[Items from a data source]
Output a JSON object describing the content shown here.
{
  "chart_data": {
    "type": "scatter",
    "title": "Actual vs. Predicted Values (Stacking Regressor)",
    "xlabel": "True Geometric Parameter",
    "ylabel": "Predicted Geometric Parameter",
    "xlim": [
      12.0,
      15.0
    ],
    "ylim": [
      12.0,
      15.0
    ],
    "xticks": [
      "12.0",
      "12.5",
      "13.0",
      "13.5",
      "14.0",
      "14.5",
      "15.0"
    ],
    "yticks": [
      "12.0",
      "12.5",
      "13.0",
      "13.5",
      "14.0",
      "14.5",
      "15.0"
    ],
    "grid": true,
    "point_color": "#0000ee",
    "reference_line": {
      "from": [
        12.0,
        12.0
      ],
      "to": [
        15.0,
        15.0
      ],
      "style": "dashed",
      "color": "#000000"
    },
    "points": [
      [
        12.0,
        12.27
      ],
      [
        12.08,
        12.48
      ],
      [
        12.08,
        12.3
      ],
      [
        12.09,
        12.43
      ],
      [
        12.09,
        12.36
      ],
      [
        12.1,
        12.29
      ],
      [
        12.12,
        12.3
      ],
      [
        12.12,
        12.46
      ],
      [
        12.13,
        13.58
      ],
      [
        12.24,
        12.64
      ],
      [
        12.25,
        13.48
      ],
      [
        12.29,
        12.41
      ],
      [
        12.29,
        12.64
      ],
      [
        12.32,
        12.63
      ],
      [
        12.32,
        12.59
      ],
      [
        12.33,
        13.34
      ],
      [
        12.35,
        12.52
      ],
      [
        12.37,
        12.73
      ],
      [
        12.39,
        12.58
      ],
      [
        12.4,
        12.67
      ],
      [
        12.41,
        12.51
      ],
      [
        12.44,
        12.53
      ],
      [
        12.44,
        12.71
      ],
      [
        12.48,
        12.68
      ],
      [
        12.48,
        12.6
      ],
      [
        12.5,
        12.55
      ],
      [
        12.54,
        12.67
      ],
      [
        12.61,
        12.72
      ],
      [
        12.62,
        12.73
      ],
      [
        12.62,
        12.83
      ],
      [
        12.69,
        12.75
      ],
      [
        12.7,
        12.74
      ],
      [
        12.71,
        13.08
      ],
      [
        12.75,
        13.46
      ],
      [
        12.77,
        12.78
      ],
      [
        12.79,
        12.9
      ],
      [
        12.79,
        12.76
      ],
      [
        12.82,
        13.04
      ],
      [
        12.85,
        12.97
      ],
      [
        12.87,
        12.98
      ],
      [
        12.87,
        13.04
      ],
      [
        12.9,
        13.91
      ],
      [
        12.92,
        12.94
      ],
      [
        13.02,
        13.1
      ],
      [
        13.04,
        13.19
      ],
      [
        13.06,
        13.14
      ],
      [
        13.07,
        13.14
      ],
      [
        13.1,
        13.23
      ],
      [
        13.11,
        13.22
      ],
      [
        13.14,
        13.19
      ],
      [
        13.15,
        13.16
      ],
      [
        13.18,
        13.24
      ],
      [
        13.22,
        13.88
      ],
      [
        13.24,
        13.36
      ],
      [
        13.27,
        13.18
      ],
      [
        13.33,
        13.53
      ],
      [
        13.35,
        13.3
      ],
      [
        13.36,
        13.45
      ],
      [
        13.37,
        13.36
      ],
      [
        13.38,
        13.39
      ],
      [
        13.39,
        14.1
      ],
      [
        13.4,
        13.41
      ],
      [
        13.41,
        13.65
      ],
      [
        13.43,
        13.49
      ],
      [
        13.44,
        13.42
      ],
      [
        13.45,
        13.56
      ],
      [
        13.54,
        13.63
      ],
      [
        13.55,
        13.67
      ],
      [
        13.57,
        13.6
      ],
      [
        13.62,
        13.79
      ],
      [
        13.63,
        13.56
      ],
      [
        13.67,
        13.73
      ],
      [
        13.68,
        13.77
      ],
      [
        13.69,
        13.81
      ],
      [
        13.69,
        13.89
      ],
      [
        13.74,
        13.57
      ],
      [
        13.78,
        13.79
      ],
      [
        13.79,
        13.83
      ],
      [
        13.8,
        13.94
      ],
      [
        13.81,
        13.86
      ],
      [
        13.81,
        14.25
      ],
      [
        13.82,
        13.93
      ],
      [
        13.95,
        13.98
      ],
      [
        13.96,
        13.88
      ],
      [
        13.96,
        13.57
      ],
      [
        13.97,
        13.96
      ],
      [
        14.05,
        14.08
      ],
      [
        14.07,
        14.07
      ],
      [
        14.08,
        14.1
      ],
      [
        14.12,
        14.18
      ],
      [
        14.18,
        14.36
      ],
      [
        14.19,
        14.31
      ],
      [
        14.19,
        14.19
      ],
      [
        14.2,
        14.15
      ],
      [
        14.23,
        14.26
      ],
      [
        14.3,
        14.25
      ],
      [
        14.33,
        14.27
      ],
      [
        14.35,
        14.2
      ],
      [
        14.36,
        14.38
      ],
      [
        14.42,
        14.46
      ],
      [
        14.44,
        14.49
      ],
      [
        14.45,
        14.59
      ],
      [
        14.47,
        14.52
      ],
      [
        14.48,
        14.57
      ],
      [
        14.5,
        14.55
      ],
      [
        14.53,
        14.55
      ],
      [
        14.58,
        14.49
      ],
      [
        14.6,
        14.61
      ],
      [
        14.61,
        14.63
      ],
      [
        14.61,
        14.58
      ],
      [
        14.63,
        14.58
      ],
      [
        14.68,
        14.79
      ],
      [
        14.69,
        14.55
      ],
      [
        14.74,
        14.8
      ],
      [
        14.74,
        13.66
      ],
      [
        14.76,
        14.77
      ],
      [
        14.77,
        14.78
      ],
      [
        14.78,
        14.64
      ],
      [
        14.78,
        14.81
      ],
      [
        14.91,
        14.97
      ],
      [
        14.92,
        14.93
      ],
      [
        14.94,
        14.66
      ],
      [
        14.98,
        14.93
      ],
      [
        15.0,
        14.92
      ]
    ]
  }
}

* **PROBLEM REQUIREMENTS**:
Pull every line containing "Geometric" from the data.

* **OUTPUT FOR THIS TASK**:
    "xlabel": "True Geometric Parameter",
    "ylabel": "Predicted Geometric Parameter",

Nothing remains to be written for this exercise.